## DIRECTION
Work out how many lines of the records hold the string "JSON", and reply with that number alone.
_ _ _ _ _ _ _
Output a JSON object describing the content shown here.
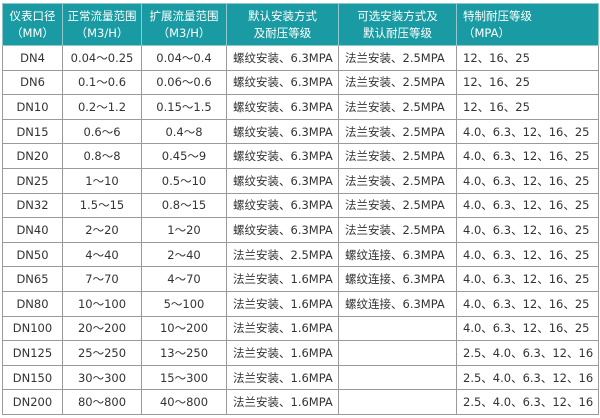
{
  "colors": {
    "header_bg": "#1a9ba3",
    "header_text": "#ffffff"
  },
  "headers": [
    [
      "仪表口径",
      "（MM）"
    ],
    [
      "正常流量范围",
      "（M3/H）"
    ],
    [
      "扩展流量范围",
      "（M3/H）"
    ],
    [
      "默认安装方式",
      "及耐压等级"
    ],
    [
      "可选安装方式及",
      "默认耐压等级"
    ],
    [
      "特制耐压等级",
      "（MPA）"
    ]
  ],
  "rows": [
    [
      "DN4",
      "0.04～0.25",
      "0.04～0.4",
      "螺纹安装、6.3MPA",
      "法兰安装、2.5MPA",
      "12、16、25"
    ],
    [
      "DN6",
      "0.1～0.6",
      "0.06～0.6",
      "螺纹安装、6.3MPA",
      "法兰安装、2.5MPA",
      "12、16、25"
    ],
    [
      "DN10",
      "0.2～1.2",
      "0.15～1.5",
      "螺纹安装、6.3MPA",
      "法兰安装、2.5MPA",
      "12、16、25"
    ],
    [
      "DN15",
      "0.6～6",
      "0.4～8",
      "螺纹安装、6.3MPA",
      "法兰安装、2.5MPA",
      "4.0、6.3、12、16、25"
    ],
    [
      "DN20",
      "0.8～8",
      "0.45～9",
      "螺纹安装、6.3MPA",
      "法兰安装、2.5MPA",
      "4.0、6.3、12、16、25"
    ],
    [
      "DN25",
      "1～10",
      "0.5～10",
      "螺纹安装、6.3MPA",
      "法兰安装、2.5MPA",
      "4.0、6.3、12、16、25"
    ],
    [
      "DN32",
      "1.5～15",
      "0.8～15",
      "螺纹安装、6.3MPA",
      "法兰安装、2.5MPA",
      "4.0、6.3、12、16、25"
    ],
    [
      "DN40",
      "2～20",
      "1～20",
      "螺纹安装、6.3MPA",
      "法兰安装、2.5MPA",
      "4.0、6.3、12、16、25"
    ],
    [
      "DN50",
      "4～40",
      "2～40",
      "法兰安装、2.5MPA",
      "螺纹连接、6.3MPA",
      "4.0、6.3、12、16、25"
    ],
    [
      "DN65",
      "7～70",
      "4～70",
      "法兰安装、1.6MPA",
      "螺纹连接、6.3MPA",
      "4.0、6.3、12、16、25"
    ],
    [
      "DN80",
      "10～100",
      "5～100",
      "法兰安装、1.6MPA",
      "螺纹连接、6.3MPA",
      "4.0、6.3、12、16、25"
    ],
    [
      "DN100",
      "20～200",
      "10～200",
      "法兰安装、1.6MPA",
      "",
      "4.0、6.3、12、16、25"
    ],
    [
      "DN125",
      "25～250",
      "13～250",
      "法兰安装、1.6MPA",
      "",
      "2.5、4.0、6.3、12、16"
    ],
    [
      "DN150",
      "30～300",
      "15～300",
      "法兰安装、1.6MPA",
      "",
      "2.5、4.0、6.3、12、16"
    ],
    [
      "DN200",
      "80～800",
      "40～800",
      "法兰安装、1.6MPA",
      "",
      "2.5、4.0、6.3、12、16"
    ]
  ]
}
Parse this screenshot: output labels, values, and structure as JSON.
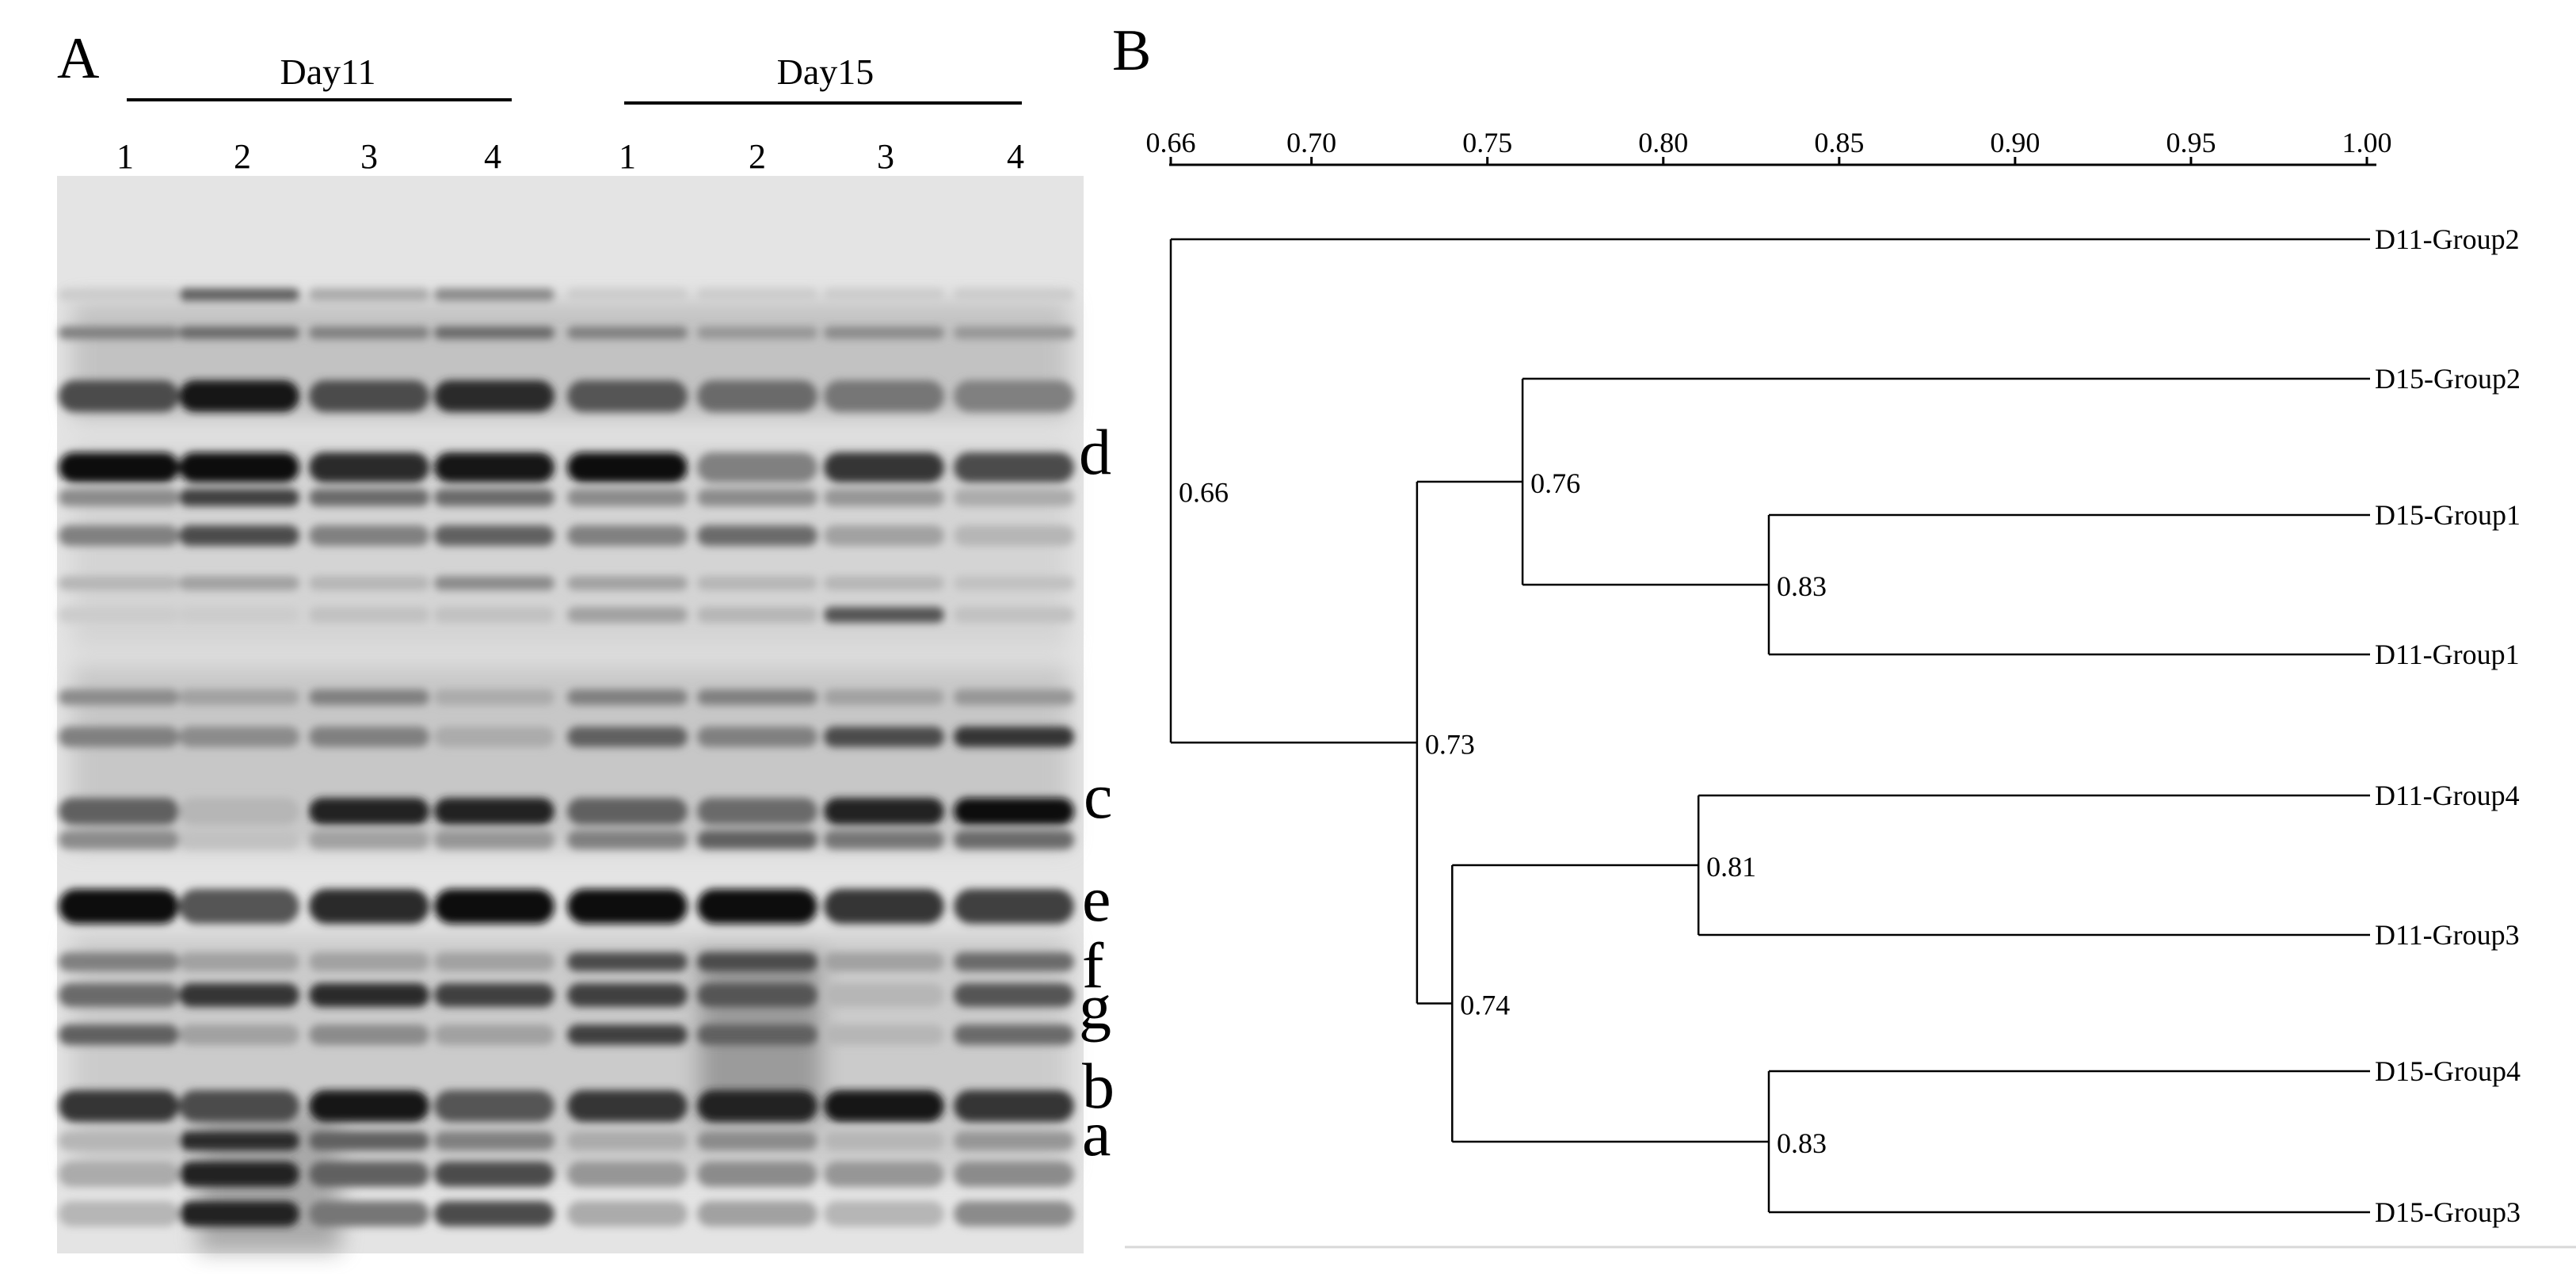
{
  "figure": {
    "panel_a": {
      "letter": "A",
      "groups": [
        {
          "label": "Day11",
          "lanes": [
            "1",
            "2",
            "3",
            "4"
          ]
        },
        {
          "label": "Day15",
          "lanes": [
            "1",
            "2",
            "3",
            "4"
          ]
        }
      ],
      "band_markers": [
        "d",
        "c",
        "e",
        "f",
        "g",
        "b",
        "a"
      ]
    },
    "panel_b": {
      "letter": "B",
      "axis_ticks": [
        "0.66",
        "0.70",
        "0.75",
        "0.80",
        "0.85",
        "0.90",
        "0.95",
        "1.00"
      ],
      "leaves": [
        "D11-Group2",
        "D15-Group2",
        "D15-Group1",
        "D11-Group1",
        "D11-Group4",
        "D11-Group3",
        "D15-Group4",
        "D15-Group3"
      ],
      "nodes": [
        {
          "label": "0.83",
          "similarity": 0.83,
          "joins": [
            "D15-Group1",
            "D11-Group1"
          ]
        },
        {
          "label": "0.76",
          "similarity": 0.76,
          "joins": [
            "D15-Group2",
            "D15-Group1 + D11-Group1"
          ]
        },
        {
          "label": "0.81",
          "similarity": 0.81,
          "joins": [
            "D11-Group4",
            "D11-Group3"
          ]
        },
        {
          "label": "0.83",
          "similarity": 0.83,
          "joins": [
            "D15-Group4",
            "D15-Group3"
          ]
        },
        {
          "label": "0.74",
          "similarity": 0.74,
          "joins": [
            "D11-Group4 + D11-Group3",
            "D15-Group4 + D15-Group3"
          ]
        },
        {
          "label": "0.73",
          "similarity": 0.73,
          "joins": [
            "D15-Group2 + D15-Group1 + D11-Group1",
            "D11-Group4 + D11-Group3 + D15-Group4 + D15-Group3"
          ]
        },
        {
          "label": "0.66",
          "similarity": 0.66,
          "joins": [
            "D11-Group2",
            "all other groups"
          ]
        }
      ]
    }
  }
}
_ _ _ _ _ _ _
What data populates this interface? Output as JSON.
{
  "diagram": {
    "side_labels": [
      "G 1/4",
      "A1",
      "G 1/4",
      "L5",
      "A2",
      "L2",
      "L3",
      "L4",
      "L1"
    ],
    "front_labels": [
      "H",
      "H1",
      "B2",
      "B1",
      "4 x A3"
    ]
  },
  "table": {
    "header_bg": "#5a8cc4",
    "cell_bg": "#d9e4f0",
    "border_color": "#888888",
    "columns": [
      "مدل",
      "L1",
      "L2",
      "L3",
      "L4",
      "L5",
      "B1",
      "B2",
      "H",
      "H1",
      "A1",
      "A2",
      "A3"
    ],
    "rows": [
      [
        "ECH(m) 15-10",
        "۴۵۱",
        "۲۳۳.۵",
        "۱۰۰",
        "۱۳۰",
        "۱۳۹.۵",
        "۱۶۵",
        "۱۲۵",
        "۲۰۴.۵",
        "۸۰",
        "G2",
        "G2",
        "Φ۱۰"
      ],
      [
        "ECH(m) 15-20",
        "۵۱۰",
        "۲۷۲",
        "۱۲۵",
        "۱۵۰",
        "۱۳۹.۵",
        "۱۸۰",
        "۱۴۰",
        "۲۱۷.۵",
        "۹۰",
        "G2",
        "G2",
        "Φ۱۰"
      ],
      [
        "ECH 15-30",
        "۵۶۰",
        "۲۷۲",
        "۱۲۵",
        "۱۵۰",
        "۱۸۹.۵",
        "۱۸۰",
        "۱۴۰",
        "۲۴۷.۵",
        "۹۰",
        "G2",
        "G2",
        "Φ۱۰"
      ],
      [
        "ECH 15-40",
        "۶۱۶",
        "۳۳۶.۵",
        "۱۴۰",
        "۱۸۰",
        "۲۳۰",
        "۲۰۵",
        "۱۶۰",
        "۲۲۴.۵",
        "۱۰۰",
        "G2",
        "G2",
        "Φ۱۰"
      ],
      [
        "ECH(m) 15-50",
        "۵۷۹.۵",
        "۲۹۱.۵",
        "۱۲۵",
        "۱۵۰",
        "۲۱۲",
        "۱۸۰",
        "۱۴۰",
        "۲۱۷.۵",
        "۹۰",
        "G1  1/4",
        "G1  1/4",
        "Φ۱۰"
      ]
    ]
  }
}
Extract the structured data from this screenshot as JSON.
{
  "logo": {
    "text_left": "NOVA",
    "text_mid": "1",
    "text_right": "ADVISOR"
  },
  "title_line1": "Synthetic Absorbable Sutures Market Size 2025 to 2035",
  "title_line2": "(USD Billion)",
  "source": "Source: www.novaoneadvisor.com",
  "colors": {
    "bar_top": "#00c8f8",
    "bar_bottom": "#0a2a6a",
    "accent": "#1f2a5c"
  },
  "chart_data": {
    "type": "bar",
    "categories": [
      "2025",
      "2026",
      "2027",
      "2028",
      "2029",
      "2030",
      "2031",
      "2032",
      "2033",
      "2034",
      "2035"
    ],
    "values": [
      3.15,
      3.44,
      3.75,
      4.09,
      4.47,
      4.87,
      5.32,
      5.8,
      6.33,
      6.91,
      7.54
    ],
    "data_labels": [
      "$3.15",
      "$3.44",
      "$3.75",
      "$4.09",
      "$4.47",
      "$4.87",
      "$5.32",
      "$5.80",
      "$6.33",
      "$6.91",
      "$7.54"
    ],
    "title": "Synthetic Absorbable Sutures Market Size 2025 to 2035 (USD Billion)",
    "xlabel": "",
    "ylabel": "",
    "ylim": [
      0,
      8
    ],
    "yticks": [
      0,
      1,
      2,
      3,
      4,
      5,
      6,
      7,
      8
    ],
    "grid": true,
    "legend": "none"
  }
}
_ _ _ _ _ _ _
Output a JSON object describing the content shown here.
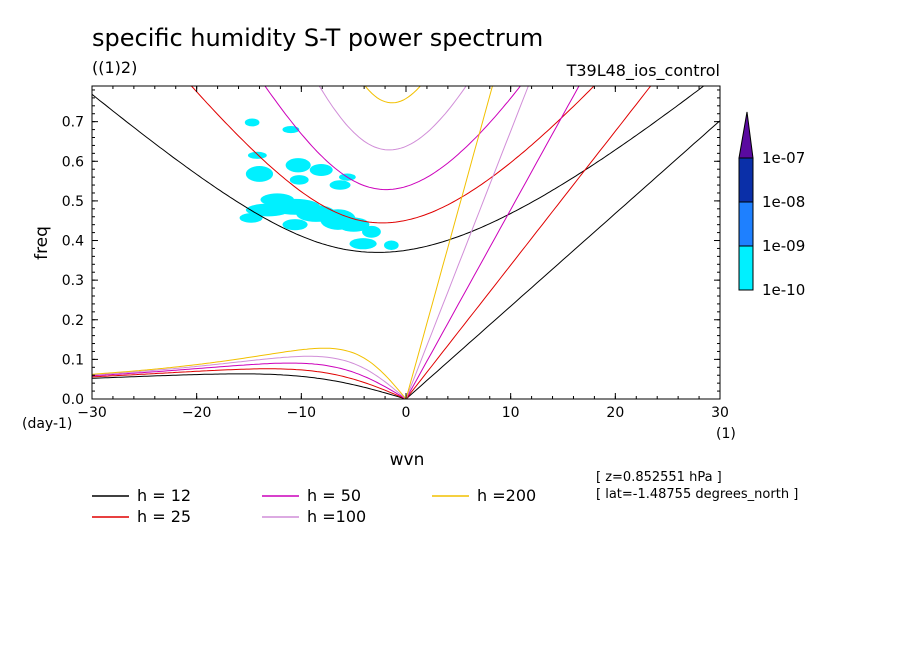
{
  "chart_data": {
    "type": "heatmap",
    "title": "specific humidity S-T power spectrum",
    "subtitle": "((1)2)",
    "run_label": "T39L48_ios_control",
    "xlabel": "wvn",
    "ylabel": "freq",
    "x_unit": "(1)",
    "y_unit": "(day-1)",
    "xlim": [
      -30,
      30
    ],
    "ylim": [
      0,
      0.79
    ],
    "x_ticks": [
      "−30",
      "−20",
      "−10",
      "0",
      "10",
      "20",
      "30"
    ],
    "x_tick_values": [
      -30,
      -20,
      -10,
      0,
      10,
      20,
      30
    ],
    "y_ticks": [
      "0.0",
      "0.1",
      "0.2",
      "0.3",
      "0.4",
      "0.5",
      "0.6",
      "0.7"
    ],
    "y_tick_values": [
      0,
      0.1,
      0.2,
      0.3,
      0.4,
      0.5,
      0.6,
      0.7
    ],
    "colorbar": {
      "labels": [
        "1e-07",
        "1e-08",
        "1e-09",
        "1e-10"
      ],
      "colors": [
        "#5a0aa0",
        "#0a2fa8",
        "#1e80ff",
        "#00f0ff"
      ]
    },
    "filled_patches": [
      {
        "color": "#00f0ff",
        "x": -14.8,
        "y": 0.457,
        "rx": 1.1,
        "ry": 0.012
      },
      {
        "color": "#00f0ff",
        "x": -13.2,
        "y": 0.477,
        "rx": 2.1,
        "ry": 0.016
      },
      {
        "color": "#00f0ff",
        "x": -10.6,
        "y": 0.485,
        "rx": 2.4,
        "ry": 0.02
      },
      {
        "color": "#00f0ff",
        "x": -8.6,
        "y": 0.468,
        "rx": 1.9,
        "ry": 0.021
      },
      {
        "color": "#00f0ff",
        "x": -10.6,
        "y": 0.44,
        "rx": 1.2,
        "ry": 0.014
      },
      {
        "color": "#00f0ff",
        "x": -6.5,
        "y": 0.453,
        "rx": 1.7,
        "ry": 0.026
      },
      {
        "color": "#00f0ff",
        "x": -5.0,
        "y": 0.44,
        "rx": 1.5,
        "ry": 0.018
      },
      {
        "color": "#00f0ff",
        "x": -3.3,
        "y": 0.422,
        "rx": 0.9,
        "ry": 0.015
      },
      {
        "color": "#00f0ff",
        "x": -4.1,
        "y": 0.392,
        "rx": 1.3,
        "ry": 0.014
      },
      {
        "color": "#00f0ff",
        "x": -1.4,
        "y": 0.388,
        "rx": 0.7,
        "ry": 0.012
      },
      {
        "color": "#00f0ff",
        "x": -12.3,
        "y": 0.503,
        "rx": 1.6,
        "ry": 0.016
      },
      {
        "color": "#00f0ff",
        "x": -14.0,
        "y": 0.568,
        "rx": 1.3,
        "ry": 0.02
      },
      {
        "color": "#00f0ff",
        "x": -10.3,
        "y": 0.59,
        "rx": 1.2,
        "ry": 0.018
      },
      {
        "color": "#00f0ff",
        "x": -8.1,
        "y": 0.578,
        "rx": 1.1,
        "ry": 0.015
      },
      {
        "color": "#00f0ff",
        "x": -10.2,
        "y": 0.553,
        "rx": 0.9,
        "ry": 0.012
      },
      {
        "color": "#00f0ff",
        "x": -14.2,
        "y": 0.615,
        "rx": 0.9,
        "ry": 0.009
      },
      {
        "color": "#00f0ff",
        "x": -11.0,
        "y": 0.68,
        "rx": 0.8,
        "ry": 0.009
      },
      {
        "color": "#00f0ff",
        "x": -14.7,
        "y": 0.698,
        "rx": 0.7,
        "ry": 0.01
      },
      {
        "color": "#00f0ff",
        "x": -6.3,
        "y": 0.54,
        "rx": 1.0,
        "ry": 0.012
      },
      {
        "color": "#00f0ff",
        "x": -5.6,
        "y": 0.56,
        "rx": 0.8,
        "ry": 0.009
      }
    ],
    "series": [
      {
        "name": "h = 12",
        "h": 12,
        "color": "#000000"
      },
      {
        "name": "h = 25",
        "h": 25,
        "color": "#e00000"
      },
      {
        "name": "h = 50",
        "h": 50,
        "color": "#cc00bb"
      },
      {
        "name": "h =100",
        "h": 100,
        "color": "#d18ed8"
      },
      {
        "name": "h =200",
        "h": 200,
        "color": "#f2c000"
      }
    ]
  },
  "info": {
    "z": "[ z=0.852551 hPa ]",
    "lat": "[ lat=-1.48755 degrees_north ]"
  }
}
_ _ _ _ _ _ _
## EXPECTED OUTPUT
5